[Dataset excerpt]

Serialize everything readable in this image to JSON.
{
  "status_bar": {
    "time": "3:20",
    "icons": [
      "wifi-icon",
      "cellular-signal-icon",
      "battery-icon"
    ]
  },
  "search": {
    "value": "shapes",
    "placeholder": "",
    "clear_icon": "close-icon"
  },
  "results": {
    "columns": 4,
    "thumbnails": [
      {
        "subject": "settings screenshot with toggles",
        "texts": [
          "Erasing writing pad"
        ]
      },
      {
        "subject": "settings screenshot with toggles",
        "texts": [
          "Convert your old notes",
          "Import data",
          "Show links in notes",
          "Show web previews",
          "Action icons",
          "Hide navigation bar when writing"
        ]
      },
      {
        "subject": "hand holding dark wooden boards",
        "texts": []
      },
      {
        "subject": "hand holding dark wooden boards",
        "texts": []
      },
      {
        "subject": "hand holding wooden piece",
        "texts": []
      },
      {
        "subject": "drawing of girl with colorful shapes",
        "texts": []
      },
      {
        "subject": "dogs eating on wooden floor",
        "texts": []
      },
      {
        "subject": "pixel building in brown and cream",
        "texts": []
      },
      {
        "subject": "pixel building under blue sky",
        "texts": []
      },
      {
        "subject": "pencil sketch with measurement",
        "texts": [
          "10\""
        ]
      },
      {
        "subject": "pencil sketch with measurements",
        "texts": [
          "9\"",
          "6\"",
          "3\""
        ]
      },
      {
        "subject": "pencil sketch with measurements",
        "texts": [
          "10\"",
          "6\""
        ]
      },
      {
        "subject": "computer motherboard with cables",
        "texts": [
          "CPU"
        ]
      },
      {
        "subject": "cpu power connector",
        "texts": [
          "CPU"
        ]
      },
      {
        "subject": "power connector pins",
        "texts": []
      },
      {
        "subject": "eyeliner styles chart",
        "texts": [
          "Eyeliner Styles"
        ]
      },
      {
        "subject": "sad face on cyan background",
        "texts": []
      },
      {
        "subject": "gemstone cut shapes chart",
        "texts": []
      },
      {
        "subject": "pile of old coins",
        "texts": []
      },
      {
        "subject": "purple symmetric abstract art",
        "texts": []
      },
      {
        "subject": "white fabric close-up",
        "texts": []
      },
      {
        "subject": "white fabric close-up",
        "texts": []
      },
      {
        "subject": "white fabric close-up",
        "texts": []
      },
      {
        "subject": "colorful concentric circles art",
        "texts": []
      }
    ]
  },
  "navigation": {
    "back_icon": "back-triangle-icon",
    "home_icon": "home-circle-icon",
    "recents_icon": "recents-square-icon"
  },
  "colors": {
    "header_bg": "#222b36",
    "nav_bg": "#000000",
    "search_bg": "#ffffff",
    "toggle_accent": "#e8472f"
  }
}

* What is required: Look through the entries above; copy every line holding the string "pixel".

* Answer:
        "subject": "pixel building in brown and cream",
        "subject": "pixel building under blue sky",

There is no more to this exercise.